▸ Data entries
________________
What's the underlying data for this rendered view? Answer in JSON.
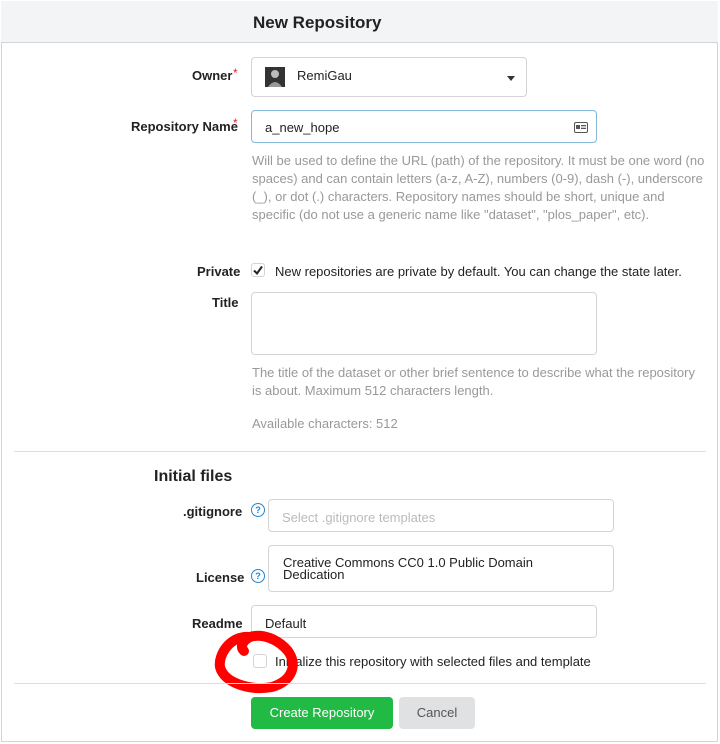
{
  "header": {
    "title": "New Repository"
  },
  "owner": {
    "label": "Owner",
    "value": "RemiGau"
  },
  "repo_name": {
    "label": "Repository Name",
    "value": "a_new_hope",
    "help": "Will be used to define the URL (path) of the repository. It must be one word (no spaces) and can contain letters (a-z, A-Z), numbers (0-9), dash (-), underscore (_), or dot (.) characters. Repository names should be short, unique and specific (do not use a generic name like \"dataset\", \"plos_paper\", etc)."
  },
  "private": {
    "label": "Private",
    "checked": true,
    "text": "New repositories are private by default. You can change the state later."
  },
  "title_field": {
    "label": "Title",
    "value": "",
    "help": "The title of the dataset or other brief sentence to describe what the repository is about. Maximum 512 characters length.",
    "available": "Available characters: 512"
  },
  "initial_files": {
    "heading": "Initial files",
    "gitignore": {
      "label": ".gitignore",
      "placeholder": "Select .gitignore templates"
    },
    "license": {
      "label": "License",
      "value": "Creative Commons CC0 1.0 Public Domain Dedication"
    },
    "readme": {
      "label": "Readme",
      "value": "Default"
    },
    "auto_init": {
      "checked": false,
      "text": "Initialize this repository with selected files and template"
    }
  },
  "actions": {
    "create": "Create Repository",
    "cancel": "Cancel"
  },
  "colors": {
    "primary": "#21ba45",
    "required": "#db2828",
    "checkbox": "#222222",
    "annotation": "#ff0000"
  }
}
________________
▸ To do
Quote the entries above word for word. Leave the images out.

▸ Task result
What's the underlying data for this rendered view? Answer in JSON.
{
  "header": {
    "title": "New Repository"
  },
  "owner": {
    "label": "Owner",
    "value": "RemiGau"
  },
  "repo_name": {
    "label": "Repository Name",
    "value": "a_new_hope",
    "help": "Will be used to define the URL (path) of the repository. It must be one word (no spaces) and can contain letters (a-z, A-Z), numbers (0-9), dash (-), underscore (_), or dot (.) characters. Repository names should be short, unique and specific (do not use a generic name like \"dataset\", \"plos_paper\", etc)."
  },
  "private": {
    "label": "Private",
    "checked": true,
    "text": "New repositories are private by default. You can change the state later."
  },
  "title_field": {
    "label": "Title",
    "value": "",
    "help": "The title of the dataset or other brief sentence to describe what the repository is about. Maximum 512 characters length.",
    "available": "Available characters: 512"
  },
  "initial_files": {
    "heading": "Initial files",
    "gitignore": {
      "label": ".gitignore",
      "placeholder": "Select .gitignore templates"
    },
    "license": {
      "label": "License",
      "value": "Creative Commons CC0 1.0 Public Domain Dedication"
    },
    "readme": {
      "label": "Readme",
      "value": "Default"
    },
    "auto_init": {
      "checked": false,
      "text": "Initialize this repository with selected files and template"
    }
  },
  "actions": {
    "create": "Create Repository",
    "cancel": "Cancel"
  },
  "colors": {
    "primary": "#21ba45",
    "required": "#db2828",
    "checkbox": "#222222",
    "annotation": "#ff0000"
  }
}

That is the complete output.